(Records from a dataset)
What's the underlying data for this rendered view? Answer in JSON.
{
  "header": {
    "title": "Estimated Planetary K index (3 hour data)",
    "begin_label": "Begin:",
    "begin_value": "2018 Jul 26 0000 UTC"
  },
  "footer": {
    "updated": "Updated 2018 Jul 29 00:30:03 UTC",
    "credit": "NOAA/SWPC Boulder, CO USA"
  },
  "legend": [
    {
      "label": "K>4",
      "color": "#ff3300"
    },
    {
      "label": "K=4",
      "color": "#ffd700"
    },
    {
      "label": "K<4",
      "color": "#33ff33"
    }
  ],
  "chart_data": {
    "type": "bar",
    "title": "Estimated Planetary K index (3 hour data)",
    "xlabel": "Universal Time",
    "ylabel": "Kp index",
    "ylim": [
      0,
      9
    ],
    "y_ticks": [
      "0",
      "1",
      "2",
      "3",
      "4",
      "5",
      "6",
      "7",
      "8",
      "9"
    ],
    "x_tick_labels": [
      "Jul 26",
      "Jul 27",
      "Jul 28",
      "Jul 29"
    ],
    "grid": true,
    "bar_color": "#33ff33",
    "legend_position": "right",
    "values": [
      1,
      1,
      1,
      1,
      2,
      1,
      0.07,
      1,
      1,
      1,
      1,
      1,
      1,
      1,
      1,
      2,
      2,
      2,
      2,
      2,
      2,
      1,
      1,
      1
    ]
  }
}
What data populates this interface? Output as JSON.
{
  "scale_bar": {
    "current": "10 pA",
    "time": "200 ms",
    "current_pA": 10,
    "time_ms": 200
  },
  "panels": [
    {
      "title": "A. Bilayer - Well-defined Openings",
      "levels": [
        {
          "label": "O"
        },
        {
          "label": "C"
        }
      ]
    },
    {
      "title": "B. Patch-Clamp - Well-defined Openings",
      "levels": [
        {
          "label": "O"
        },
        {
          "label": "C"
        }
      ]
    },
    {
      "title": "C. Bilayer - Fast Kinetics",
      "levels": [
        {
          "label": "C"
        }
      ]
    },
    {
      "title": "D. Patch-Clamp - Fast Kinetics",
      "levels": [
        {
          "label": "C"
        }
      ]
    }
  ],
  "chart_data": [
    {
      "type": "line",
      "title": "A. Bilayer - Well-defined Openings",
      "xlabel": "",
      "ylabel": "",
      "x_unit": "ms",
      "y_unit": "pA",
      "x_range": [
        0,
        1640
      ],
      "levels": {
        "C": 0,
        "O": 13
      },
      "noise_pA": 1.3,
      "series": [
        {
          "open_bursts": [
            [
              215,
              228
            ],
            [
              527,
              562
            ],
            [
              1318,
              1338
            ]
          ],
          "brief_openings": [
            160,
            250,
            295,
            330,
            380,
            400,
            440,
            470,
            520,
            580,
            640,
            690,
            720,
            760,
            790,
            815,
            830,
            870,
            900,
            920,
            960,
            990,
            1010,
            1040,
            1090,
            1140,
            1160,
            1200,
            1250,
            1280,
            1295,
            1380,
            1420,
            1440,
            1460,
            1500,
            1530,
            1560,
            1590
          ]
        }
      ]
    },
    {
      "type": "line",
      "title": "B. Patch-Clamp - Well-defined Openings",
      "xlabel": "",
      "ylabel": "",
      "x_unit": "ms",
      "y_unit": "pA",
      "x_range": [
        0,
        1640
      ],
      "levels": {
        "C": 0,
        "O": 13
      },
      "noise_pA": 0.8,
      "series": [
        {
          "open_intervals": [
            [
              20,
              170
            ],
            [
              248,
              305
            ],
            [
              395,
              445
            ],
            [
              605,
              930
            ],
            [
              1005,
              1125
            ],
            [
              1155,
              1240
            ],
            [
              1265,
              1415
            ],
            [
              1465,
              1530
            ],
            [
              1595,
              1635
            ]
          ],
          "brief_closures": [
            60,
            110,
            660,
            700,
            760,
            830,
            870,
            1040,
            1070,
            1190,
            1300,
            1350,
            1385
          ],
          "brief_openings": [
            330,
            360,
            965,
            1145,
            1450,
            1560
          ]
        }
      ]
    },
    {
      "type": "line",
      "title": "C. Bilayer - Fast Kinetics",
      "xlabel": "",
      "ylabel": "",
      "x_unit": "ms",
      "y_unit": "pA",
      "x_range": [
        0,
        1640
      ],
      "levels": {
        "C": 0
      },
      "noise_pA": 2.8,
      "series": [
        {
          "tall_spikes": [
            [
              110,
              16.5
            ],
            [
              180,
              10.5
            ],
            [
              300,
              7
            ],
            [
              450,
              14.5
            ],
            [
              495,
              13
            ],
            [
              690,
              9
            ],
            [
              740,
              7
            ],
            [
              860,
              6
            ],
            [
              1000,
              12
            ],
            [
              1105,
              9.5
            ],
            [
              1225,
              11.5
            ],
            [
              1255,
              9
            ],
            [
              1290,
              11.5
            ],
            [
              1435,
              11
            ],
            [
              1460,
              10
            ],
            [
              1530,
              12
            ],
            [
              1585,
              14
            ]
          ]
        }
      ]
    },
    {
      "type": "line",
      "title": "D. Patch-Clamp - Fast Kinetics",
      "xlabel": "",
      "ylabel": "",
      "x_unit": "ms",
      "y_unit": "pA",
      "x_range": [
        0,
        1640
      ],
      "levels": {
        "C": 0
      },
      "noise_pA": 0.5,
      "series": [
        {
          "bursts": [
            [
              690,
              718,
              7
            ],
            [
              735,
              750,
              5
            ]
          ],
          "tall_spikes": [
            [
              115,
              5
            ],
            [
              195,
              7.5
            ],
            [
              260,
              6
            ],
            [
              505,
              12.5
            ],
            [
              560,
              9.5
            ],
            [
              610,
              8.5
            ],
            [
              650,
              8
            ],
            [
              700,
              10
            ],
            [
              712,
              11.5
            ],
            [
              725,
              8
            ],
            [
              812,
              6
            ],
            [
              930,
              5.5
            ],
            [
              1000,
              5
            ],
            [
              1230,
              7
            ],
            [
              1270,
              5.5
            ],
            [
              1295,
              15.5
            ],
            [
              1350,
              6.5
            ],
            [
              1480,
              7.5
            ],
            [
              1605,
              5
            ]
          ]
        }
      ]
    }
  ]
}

• **Task brief**: Reproduce each record shown above without altering a single word.

• **Full response**:
What's the underlying data for this rendered view? Answer in JSON.
{
  "header": {
    "title": "Estimated Planetary K index (3 hour data)",
    "begin_label": "Begin:",
    "begin_value": "2018 Jul 26 0000 UTC"
  },
  "footer": {
    "updated": "Updated 2018 Jul 29 00:30:03 UTC",
    "credit": "NOAA/SWPC Boulder, CO USA"
  },
  "legend": [
    {
      "label": "K>4",
      "color": "#ff3300"
    },
    {
      "label": "K=4",
      "color": "#ffd700"
    },
    {
      "label": "K<4",
      "color": "#33ff33"
    }
  ],
  "chart_data": {
    "type": "bar",
    "title": "Estimated Planetary K index (3 hour data)",
    "xlabel": "Universal Time",
    "ylabel": "Kp index",
    "ylim": [
      0,
      9
    ],
    "y_ticks": [
      "0",
      "1",
      "2",
      "3",
      "4",
      "5",
      "6",
      "7",
      "8",
      "9"
    ],
    "x_tick_labels": [
      "Jul 26",
      "Jul 27",
      "Jul 28",
      "Jul 29"
    ],
    "grid": true,
    "bar_color": "#33ff33",
    "legend_position": "right",
    "values": [
      1,
      1,
      1,
      1,
      2,
      1,
      0.07,
      1,
      1,
      1,
      1,
      1,
      1,
      1,
      1,
      2,
      2,
      2,
      2,
      2,
      2,
      1,
      1,
      1
    ]
  }
}
What data populates this interface? Output as JSON.
{
  "scale_bar": {
    "current": "10 pA",
    "time": "200 ms",
    "current_pA": 10,
    "time_ms": 200
  },
  "panels": [
    {
      "title": "A. Bilayer - Well-defined Openings",
      "levels": [
        {
          "label": "O"
        },
        {
          "label": "C"
        }
      ]
    },
    {
      "title": "B. Patch-Clamp - Well-defined Openings",
      "levels": [
        {
          "label": "O"
        },
        {
          "label": "C"
        }
      ]
    },
    {
      "title": "C. Bilayer - Fast Kinetics",
      "levels": [
        {
          "label": "C"
        }
      ]
    },
    {
      "title": "D. Patch-Clamp - Fast Kinetics",
      "levels": [
        {
          "label": "C"
        }
      ]
    }
  ],
  "chart_data": [
    {
      "type": "line",
      "title": "A. Bilayer - Well-defined Openings",
      "xlabel": "",
      "ylabel": "",
      "x_unit": "ms",
      "y_unit": "pA",
      "x_range": [
        0,
        1640
      ],
      "levels": {
        "C": 0,
        "O": 13
      },
      "noise_pA": 1.3,
      "series": [
        {
          "open_bursts": [
            [
              215,
              228
            ],
            [
              527,
              562
            ],
            [
              1318,
              1338
            ]
          ],
          "brief_openings": [
            160,
            250,
            295,
            330,
            380,
            400,
            440,
            470,
            520,
            580,
            640,
            690,
            720,
            760,
            790,
            815,
            830,
            870,
            900,
            920,
            960,
            990,
            1010,
            1040,
            1090,
            1140,
            1160,
            1200,
            1250,
            1280,
            1295,
            1380,
            1420,
            1440,
            1460,
            1500,
            1530,
            1560,
            1590
          ]
        }
      ]
    },
    {
      "type": "line",
      "title": "B. Patch-Clamp - Well-defined Openings",
      "xlabel": "",
      "ylabel": "",
      "x_unit": "ms",
      "y_unit": "pA",
      "x_range": [
        0,
        1640
      ],
      "levels": {
        "C": 0,
        "O": 13
      },
      "noise_pA": 0.8,
      "series": [
        {
          "open_intervals": [
            [
              20,
              170
            ],
            [
              248,
              305
            ],
            [
              395,
              445
            ],
            [
              605,
              930
            ],
            [
              1005,
              1125
            ],
            [
              1155,
              1240
            ],
            [
              1265,
              1415
            ],
            [
              1465,
              1530
            ],
            [
              1595,
              1635
            ]
          ],
          "brief_closures": [
            60,
            110,
            660,
            700,
            760,
            830,
            870,
            1040,
            1070,
            1190,
            1300,
            1350,
            1385
          ],
          "brief_openings": [
            330,
            360,
            965,
            1145,
            1450,
            1560
          ]
        }
      ]
    },
    {
      "type": "line",
      "title": "C. Bilayer - Fast Kinetics",
      "xlabel": "",
      "ylabel": "",
      "x_unit": "ms",
      "y_unit": "pA",
      "x_range": [
        0,
        1640
      ],
      "levels": {
        "C": 0
      },
      "noise_pA": 2.8,
      "series": [
        {
          "tall_spikes": [
            [
              110,
              16.5
            ],
            [
              180,
              10.5
            ],
            [
              300,
              7
            ],
            [
              450,
              14.5
            ],
            [
              495,
              13
            ],
            [
              690,
              9
            ],
            [
              740,
              7
            ],
            [
              860,
              6
            ],
            [
              1000,
              12
            ],
            [
              1105,
              9.5
            ],
            [
              1225,
              11.5
            ],
            [
              1255,
              9
            ],
            [
              1290,
              11.5
            ],
            [
              1435,
              11
            ],
            [
              1460,
              10
            ],
            [
              1530,
              12
            ],
            [
              1585,
              14
            ]
          ]
        }
      ]
    },
    {
      "type": "line",
      "title": "D. Patch-Clamp - Fast Kinetics",
      "xlabel": "",
      "ylabel": "",
      "x_unit": "ms",
      "y_unit": "pA",
      "x_range": [
        0,
        1640
      ],
      "levels": {
        "C": 0
      },
      "noise_pA": 0.5,
      "series": [
        {
          "bursts": [
            [
              690,
              718,
              7
            ],
            [
              735,
              750,
              5
            ]
          ],
          "tall_spikes": [
            [
              115,
              5
            ],
            [
              195,
              7.5
            ],
            [
              260,
              6
            ],
            [
              505,
              12.5
            ],
            [
              560,
              9.5
            ],
            [
              610,
              8.5
            ],
            [
              650,
              8
            ],
            [
              700,
              10
            ],
            [
              712,
              11.5
            ],
            [
              725,
              8
            ],
            [
              812,
              6
            ],
            [
              930,
              5.5
            ],
            [
              1000,
              5
            ],
            [
              1230,
              7
            ],
            [
              1270,
              5.5
            ],
            [
              1295,
              15.5
            ],
            [
              1350,
              6.5
            ],
            [
              1480,
              7.5
            ],
            [
              1605,
              5
            ]
          ]
        }
      ]
    }
  ]
}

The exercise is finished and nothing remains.